Information provided:
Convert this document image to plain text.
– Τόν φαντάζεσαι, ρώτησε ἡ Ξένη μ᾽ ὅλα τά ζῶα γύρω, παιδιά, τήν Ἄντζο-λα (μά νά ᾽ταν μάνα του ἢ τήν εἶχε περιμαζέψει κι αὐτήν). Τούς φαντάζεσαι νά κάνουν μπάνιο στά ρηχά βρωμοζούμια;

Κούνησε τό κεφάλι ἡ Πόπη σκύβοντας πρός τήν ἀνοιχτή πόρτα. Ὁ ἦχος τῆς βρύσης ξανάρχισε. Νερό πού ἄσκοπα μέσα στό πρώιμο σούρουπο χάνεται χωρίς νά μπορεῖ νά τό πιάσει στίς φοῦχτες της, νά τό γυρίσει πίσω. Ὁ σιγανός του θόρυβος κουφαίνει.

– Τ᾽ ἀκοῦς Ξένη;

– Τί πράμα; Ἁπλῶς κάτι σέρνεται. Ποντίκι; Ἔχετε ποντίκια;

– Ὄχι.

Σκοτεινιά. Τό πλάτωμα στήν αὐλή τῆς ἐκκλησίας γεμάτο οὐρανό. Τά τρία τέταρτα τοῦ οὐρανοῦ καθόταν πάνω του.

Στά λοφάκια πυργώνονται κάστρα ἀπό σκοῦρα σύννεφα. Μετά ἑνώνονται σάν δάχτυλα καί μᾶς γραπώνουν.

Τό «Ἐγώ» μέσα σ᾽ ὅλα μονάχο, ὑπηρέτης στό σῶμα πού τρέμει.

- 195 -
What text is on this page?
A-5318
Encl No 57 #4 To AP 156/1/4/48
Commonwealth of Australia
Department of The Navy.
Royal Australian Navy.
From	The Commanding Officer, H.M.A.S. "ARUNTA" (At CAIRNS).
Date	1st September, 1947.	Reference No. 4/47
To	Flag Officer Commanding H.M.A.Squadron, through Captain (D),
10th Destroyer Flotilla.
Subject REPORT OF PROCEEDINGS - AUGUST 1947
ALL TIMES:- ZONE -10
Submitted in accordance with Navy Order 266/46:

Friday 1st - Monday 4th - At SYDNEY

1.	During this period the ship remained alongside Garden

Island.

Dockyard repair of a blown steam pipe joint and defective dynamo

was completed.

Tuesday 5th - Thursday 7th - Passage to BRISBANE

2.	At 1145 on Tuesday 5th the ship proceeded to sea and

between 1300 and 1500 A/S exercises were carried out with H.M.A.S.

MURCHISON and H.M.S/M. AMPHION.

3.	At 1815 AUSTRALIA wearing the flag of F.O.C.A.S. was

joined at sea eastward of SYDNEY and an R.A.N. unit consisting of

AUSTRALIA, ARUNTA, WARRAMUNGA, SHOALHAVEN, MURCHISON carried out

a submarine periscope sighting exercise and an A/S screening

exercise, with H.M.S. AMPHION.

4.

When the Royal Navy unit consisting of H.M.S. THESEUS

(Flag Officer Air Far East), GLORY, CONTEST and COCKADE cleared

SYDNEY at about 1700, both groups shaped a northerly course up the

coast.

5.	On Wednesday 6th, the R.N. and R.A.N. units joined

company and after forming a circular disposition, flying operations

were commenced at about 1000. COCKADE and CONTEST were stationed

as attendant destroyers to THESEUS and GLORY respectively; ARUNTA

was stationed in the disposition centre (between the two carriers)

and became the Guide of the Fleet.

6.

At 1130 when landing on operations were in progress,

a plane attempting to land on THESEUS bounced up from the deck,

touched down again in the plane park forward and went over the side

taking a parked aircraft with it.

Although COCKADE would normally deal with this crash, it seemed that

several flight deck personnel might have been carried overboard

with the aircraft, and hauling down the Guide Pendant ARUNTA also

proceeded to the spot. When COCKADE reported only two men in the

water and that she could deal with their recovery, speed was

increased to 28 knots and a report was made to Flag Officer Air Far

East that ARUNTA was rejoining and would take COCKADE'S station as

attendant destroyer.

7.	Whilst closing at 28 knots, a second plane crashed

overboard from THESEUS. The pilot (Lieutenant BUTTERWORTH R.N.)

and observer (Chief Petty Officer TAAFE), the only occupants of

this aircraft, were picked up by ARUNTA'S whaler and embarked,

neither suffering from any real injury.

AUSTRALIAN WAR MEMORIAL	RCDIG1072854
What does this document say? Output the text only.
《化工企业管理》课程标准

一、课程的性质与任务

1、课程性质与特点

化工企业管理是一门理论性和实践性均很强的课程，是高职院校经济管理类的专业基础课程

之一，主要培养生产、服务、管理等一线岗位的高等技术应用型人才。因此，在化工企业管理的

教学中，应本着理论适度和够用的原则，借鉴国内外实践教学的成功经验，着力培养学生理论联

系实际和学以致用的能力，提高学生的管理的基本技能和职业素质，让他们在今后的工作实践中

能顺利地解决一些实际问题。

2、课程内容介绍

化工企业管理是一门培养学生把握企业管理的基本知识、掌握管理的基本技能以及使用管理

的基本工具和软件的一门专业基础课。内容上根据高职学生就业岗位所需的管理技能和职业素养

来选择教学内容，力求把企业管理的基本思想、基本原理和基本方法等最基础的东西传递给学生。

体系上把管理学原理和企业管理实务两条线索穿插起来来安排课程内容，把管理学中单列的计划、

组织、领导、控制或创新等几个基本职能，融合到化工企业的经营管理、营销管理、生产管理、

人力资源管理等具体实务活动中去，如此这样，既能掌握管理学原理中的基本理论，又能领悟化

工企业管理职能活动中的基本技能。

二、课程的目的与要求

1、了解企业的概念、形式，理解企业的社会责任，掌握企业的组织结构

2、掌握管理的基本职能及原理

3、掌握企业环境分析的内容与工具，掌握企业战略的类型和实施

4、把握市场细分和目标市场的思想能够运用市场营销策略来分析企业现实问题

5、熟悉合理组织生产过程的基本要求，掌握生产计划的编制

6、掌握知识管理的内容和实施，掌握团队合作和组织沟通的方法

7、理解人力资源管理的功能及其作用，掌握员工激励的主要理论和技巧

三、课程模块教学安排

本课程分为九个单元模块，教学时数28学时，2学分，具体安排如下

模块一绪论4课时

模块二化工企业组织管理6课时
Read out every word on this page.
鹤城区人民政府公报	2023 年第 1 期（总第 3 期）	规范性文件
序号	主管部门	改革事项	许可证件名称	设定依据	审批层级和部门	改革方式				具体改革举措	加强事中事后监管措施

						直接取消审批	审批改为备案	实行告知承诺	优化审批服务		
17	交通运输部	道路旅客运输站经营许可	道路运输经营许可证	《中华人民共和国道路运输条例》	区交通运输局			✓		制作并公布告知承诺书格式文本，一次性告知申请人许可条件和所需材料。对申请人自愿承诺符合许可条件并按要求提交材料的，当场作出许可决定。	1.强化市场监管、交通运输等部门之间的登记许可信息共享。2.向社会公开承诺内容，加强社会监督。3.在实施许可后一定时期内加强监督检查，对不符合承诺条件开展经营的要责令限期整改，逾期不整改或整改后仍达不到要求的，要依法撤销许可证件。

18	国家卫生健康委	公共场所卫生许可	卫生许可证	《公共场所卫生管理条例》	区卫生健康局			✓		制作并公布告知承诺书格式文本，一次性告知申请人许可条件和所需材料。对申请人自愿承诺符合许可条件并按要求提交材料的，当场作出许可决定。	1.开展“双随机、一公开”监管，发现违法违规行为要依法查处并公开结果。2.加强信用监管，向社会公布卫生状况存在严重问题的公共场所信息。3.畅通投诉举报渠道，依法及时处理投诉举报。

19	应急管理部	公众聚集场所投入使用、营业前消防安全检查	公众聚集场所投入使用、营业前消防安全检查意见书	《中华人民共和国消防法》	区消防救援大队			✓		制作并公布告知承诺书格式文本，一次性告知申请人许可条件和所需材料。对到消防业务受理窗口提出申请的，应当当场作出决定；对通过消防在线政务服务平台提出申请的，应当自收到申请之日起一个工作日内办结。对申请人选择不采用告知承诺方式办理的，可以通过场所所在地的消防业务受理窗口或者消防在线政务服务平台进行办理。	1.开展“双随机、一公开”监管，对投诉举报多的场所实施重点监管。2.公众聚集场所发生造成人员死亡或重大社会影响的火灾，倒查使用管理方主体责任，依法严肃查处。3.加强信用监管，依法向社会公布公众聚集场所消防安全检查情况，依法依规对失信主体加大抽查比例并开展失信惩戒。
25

Do this: Look through the entries above; copy each line where the string "plane" appears.

Final result:
a plane attempting to land on THESEUS bounced up from the deck,
touched down again in the plane park forward and went over the side
7.	Whilst closing at 28 knots, a second plane crashed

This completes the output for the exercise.